• WORK INSTRUCTIONS: Give back the entire listing verbatim.
:: RECORDS TO USE
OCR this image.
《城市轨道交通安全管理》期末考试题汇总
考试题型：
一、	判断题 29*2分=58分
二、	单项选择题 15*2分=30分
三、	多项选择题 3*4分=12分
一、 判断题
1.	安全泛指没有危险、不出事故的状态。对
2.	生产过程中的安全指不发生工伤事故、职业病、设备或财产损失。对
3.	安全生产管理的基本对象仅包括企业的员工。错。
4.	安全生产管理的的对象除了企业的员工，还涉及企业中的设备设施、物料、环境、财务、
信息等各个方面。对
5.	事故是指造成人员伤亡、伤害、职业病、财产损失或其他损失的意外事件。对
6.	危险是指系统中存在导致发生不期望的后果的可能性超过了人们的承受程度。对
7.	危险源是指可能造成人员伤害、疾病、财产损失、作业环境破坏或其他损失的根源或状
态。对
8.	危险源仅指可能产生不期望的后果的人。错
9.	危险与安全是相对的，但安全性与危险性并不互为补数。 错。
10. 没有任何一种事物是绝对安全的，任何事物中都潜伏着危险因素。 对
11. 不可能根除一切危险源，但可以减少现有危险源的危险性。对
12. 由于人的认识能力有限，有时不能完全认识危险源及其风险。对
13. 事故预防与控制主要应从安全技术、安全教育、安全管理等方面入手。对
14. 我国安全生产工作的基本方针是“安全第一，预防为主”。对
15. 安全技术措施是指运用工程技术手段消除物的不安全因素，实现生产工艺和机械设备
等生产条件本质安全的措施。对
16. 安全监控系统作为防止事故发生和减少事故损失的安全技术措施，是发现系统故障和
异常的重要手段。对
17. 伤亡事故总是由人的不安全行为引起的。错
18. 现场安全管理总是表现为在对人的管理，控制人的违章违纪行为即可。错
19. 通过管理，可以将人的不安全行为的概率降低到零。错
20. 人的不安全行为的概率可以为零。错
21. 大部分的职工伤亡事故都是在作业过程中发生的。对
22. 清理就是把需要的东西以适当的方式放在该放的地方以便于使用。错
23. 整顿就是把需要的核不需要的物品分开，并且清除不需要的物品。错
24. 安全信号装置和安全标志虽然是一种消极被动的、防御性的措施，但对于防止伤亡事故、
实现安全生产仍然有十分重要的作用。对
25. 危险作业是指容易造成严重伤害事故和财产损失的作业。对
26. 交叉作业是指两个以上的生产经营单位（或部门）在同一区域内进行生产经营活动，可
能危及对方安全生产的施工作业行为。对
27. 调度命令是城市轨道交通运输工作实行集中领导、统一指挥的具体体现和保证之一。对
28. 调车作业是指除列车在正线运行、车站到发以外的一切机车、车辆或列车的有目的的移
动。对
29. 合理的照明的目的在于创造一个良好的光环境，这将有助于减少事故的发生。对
::::
• EXERCISE SOLUTION:
OCR this image.
《城市轨道交通安全管理》期末考试题汇总
考试题型：
一、	判断题 29*2分=58分
二、	单项选择题 15*2分=30分
三、	多项选择题 3*4分=12分
一、 判断题
1.	安全泛指没有危险、不出事故的状态。对
2.	生产过程中的安全指不发生工伤事故、职业病、设备或财产损失。对
3.	安全生产管理的基本对象仅包括企业的员工。错。
4.	安全生产管理的的对象除了企业的员工，还涉及企业中的设备设施、物料、环境、财务、
信息等各个方面。对
5.	事故是指造成人员伤亡、伤害、职业病、财产损失或其他损失的意外事件。对
6.	危险是指系统中存在导致发生不期望的后果的可能性超过了人们的承受程度。对
7.	危险源是指可能造成人员伤害、疾病、财产损失、作业环境破坏或其他损失的根源或状
态。对
8.	危险源仅指可能产生不期望的后果的人。错
9.	危险与安全是相对的，但安全性与危险性并不互为补数。 错。
10. 没有任何一种事物是绝对安全的，任何事物中都潜伏着危险因素。 对
11. 不可能根除一切危险源，但可以减少现有危险源的危险性。对
12. 由于人的认识能力有限，有时不能完全认识危险源及其风险。对
13. 事故预防与控制主要应从安全技术、安全教育、安全管理等方面入手。对
14. 我国安全生产工作的基本方针是“安全第一，预防为主”。对
15. 安全技术措施是指运用工程技术手段消除物的不安全因素，实现生产工艺和机械设备
等生产条件本质安全的措施。对
16. 安全监控系统作为防止事故发生和减少事故损失的安全技术措施，是发现系统故障和
异常的重要手段。对
17. 伤亡事故总是由人的不安全行为引起的。错
18. 现场安全管理总是表现为在对人的管理，控制人的违章违纪行为即可。错
19. 通过管理，可以将人的不安全行为的概率降低到零。错
20. 人的不安全行为的概率可以为零。错
21. 大部分的职工伤亡事故都是在作业过程中发生的。对
22. 清理就是把需要的东西以适当的方式放在该放的地方以便于使用。错
23. 整顿就是把需要的核不需要的物品分开，并且清除不需要的物品。错
24. 安全信号装置和安全标志虽然是一种消极被动的、防御性的措施，但对于防止伤亡事故、
实现安全生产仍然有十分重要的作用。对
25. 危险作业是指容易造成严重伤害事故和财产损失的作业。对
26. 交叉作业是指两个以上的生产经营单位（或部门）在同一区域内进行生产经营活动，可
能危及对方安全生产的施工作业行为。对
27. 调度命令是城市轨道交通运输工作实行集中领导、统一指挥的具体体现和保证之一。对
28. 调车作业是指除列车在正线运行、车站到发以外的一切机车、车辆或列车的有目的的移
动。对
29. 合理的照明的目的在于创造一个良好的光环境，这将有助于减少事故的发生。对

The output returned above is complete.